▸ Exercise details: Restate the whole listing word for word. Pictures are left out.

**** Excerpted data ****

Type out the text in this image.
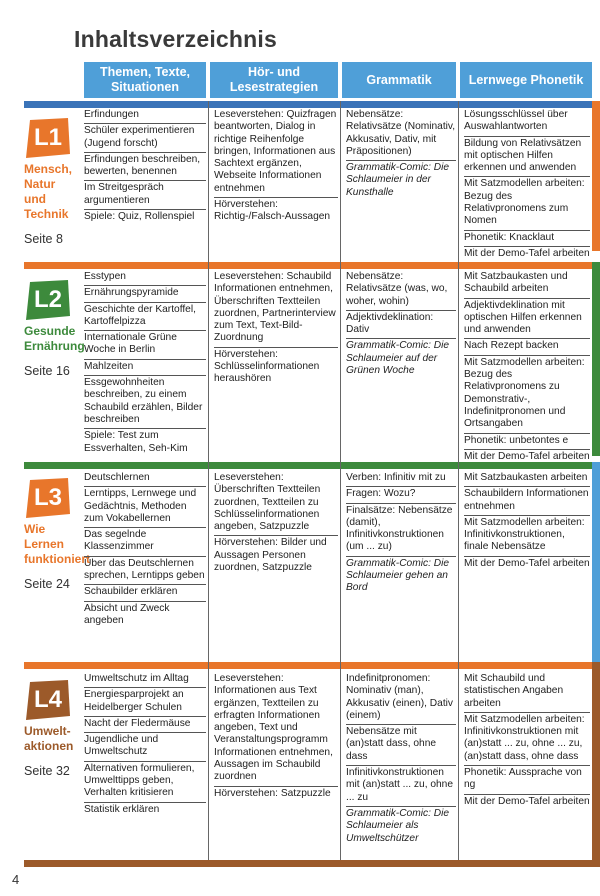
Inhaltsverzeichnis
Themen, Texte, Situationen
Hör- und Lesestrategien
Grammatik	Lernwege Phonetik
L1
Mensch, Natur und Technik
Seite 8
Erfindungen
Schüler experimentieren (Jugend forscht)
Erfindungen beschreiben, bewerten, benennen
Im Streitgespräch argumentieren
Spiele: Quiz, Rollenspiel
Leseverstehen: Quizfragen beantworten, Dialog in richtige Reihenfolge bringen, Informationen aus Sachtext ergänzen, Webseite Informationen entnehmen
Hörverstehen: Richtig-/Falsch-Aussagen
Nebensätze: Relativsätze (Nominativ, Akkusativ, Dativ, mit Präpositionen)
Grammatik-Comic: Die Schlaumeier in der Kunsthalle
Lösungsschlüssel über Auswahlantworten
Bildung von Relativsätzen mit optischen Hilfen erkennen und anwenden
Mit Satzmodellen arbeiten: Bezug des Relativpronomens zum Nomen
Phonetik: Knacklaut
Mit der Demo-Tafel arbeiten
L2
Gesunde Ernährung
Seite 16
Esstypen
Ernährungspyramide
Geschichte der Kartoffel, Kartoffelpizza
Internationale Grüne Woche in Berlin
Mahlzeiten
Essgewohnheiten beschreiben, zu einem Schaubild erzählen, Bilder beschreiben
Spiele: Test zum Essverhalten, Seh-Kim
Leseverstehen: Schaubild Informationen entnehmen, Überschriften Textteilen zuordnen, Partnerinterview zum Text, Text-Bild-Zuordnung
Hörverstehen: Schlüsselinformationen heraushören
Nebensätze: Relativsätze (was, wo, woher, wohin)
Adjektivdeklination: Dativ
Grammatik-Comic: Die Schlaumeier auf der Grünen Woche
Mit Satzbaukasten und Schaubild arbeiten
Adjektivdeklination mit optischen Hilfen erkennen und anwenden
Nach Rezept backen
Mit Satzmodellen arbeiten: Bezug des Relativpronomens zu Demonstrativ-, Indefinitpronomen und Ortsangaben
Phonetik: unbetontes e
Mit der Demo-Tafel arbeiten
L3
Wie Lernen funktioniert
Seite 24
Deutschlernen
Lerntipps, Lernwege und Gedächtnis, Methoden zum Vokabellernen
Das segelnde Klassenzimmer
Über das Deutschlernen sprechen, Lerntipps geben
Schaubilder erklären
Absicht und Zweck angeben
Leseverstehen: Überschriften Textteilen zuordnen, Textteilen zu Schlüsselinformationen angeben, Satzpuzzle
Hörverstehen: Bilder und Aussagen Personen zuordnen, Satzpuzzle
Verben: Infinitiv mit zu
Fragen: Wozu?
Finalsätze: Nebensätze (damit), Infinitivkonstruktionen (um ... zu)
Grammatik-Comic: Die Schlaumeier gehen an Bord
Mit Satzbaukasten arbeiten
Schaubildern Informationen entnehmen
Mit Satzmodellen arbeiten: Infinitivkonstruktionen, finale Nebensätze
Mit der Demo-Tafel arbeiten
L4
Umwelt-aktionen
Seite 32
Umweltschutz im Alltag
Energiesparprojekt an Heidelberger Schulen
Nacht der Fledermäuse
Jugendliche und Umweltschutz
Alternativen formulieren, Umwelttipps geben, Verhalten kritisieren
Statistik erklären
Leseverstehen: Informationen aus Text ergänzen, Textteilen zu erfragten Informationen angeben, Text und Veranstaltungsprogramm Informationen entnehmen, Aussagen im Schaubild zuordnen
Hörverstehen: Satzpuzzle
Indefinitpronomen: Nominativ (man), Akkusativ (einen), Dativ (einem)
Nebensätze mit (an)statt dass, ohne dass
Infinitivkonstruktionen mit (an)statt ... zu, ohne ... zu
Grammatik-Comic: Die Schlaumeier als Umweltschützer
Mit Schaubild und statistischen Angaben arbeiten
Mit Satzmodellen arbeiten: Infinitivkonstruktionen mit (an)statt ... zu, ohne ... zu, (an)statt dass, ohne dass
Phonetik: Aussprache von ng
Mit der Demo-Tafel arbeiten
4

****

▸ Worked answer:
Type out the text in this image.
Inhaltsverzeichnis
Themen, Texte, Situationen
Hör- und Lesestrategien
Grammatik	Lernwege Phonetik
L1
Mensch, Natur und Technik
Seite 8
Erfindungen
Schüler experimentieren (Jugend forscht)
Erfindungen beschreiben, bewerten, benennen
Im Streitgespräch argumentieren
Spiele: Quiz, Rollenspiel
Leseverstehen: Quizfragen beantworten, Dialog in richtige Reihenfolge bringen, Informationen aus Sachtext ergänzen, Webseite Informationen entnehmen
Hörverstehen: Richtig-/Falsch-Aussagen
Nebensätze: Relativsätze (Nominativ, Akkusativ, Dativ, mit Präpositionen)
Grammatik-Comic: Die Schlaumeier in der Kunsthalle
Lösungsschlüssel über Auswahlantworten
Bildung von Relativsätzen mit optischen Hilfen erkennen und anwenden
Mit Satzmodellen arbeiten: Bezug des Relativpronomens zum Nomen
Phonetik: Knacklaut
Mit der Demo-Tafel arbeiten
L2
Gesunde Ernährung
Seite 16
Esstypen
Ernährungspyramide
Geschichte der Kartoffel, Kartoffelpizza
Internationale Grüne Woche in Berlin
Mahlzeiten
Essgewohnheiten beschreiben, zu einem Schaubild erzählen, Bilder beschreiben
Spiele: Test zum Essverhalten, Seh-Kim
Leseverstehen: Schaubild Informationen entnehmen, Überschriften Textteilen zuordnen, Partnerinterview zum Text, Text-Bild-Zuordnung
Hörverstehen: Schlüsselinformationen heraushören
Nebensätze: Relativsätze (was, wo, woher, wohin)
Adjektivdeklination: Dativ
Grammatik-Comic: Die Schlaumeier auf der Grünen Woche
Mit Satzbaukasten und Schaubild arbeiten
Adjektivdeklination mit optischen Hilfen erkennen und anwenden
Nach Rezept backen
Mit Satzmodellen arbeiten: Bezug des Relativpronomens zu Demonstrativ-, Indefinitpronomen und Ortsangaben
Phonetik: unbetontes e
Mit der Demo-Tafel arbeiten
L3
Wie Lernen funktioniert
Seite 24
Deutschlernen
Lerntipps, Lernwege und Gedächtnis, Methoden zum Vokabellernen
Das segelnde Klassenzimmer
Über das Deutschlernen sprechen, Lerntipps geben
Schaubilder erklären
Absicht und Zweck angeben
Leseverstehen: Überschriften Textteilen zuordnen, Textteilen zu Schlüsselinformationen angeben, Satzpuzzle
Hörverstehen: Bilder und Aussagen Personen zuordnen, Satzpuzzle
Verben: Infinitiv mit zu
Fragen: Wozu?
Finalsätze: Nebensätze (damit), Infinitivkonstruktionen (um ... zu)
Grammatik-Comic: Die Schlaumeier gehen an Bord
Mit Satzbaukasten arbeiten
Schaubildern Informationen entnehmen
Mit Satzmodellen arbeiten: Infinitivkonstruktionen, finale Nebensätze
Mit der Demo-Tafel arbeiten
L4
Umwelt-aktionen
Seite 32
Umweltschutz im Alltag
Energiesparprojekt an Heidelberger Schulen
Nacht der Fledermäuse
Jugendliche und Umweltschutz
Alternativen formulieren, Umwelttipps geben, Verhalten kritisieren
Statistik erklären
Leseverstehen: Informationen aus Text ergänzen, Textteilen zu erfragten Informationen angeben, Text und Veranstaltungsprogramm Informationen entnehmen, Aussagen im Schaubild zuordnen
Hörverstehen: Satzpuzzle
Indefinitpronomen: Nominativ (man), Akkusativ (einen), Dativ (einem)
Nebensätze mit (an)statt dass, ohne dass
Infinitivkonstruktionen mit (an)statt ... zu, ohne ... zu
Grammatik-Comic: Die Schlaumeier als Umweltschützer
Mit Schaubild und statistischen Angaben arbeiten
Mit Satzmodellen arbeiten: Infinitivkonstruktionen mit (an)statt ... zu, ohne ... zu, (an)statt dass, ohne dass
Phonetik: Aussprache von ng
Mit der Demo-Tafel arbeiten
4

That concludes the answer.